[Layout coordinate data]
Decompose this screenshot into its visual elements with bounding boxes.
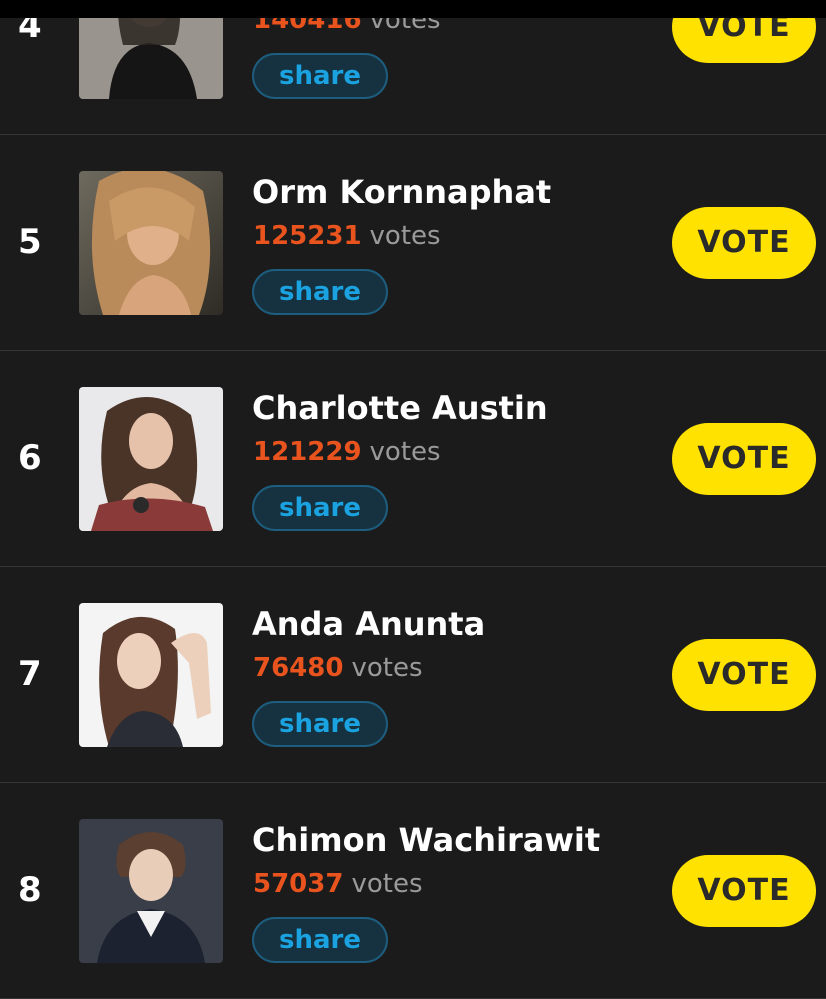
contestant-name: Chimon Wachirawit (252, 821, 601, 859)
vote-count-number: 76480 (253, 653, 344, 683)
vote-button[interactable]: VOTE (672, 639, 816, 711)
share-button[interactable]: share (252, 485, 388, 531)
ranking-list: 4 140416 votes share VOTE 5 Orm Kornnaph… (0, 0, 826, 999)
share-button[interactable]: share (252, 917, 388, 963)
vote-count: 57037 votes (253, 869, 423, 899)
vote-count-unit: votes (369, 437, 441, 467)
vote-count: 76480 votes (253, 653, 423, 683)
contestant-name: Orm Kornnaphat (252, 173, 552, 211)
rank-number: 6 (18, 438, 42, 478)
rank-number: 7 (18, 654, 42, 694)
share-button[interactable]: share (252, 269, 388, 315)
vote-button[interactable]: VOTE (672, 207, 816, 279)
vote-count: 125231 votes (253, 221, 441, 251)
vote-count-number: 121229 (253, 437, 362, 467)
rank-number: 8 (18, 870, 42, 910)
vote-count-number: 57037 (253, 869, 344, 899)
share-button[interactable]: share (252, 53, 388, 99)
list-item: 7 Anda Anunta 76480 votes share VOTE (0, 567, 826, 783)
vote-count-number: 125231 (253, 221, 362, 251)
contestant-name: Anda Anunta (252, 605, 486, 643)
contestant-photo[interactable] (79, 171, 223, 315)
vote-button[interactable]: VOTE (672, 855, 816, 927)
contestant-name: Charlotte Austin (252, 389, 548, 427)
share-button[interactable]: share (252, 701, 388, 747)
list-item: 6 Charlotte Austin 121229 votes share VOT… (0, 351, 826, 567)
contestant-photo[interactable] (79, 603, 223, 747)
vote-count-unit: votes (369, 221, 441, 251)
rank-number: 4 (18, 6, 42, 46)
vote-button[interactable]: VOTE (672, 423, 816, 495)
rank-number: 5 (18, 222, 42, 262)
list-item: 4 140416 votes share VOTE (0, 0, 826, 135)
contestant-photo[interactable] (79, 387, 223, 531)
vote-count-unit: votes (351, 869, 423, 899)
list-item: 8 Chimon Wachirawit 57037 votes share VOT… (0, 783, 826, 999)
top-bar (0, 0, 826, 18)
list-item: 5 Orm Kornnaphat 125231 votes share VOTE (0, 135, 826, 351)
vote-count: 121229 votes (253, 437, 441, 467)
vote-count-unit: votes (351, 653, 423, 683)
contestant-photo[interactable] (79, 819, 223, 963)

# Given exercise:
Pull out each line of the listing above that contains the string "item".

# In response:
list-item: 7 Anda Anunta 76480 votes share VOTE (0, 567, 826, 783)
list-item: 6 Charlotte Austin 121229 votes share VOT… (0, 351, 826, 567)
list-item: 4 140416 votes share VOTE (0, 0, 826, 135)
list-item: 8 Chimon Wachirawit 57037 votes share VOT… (0, 783, 826, 999)
list-item: 5 Orm Kornnaphat 125231 votes share VOTE (0, 135, 826, 351)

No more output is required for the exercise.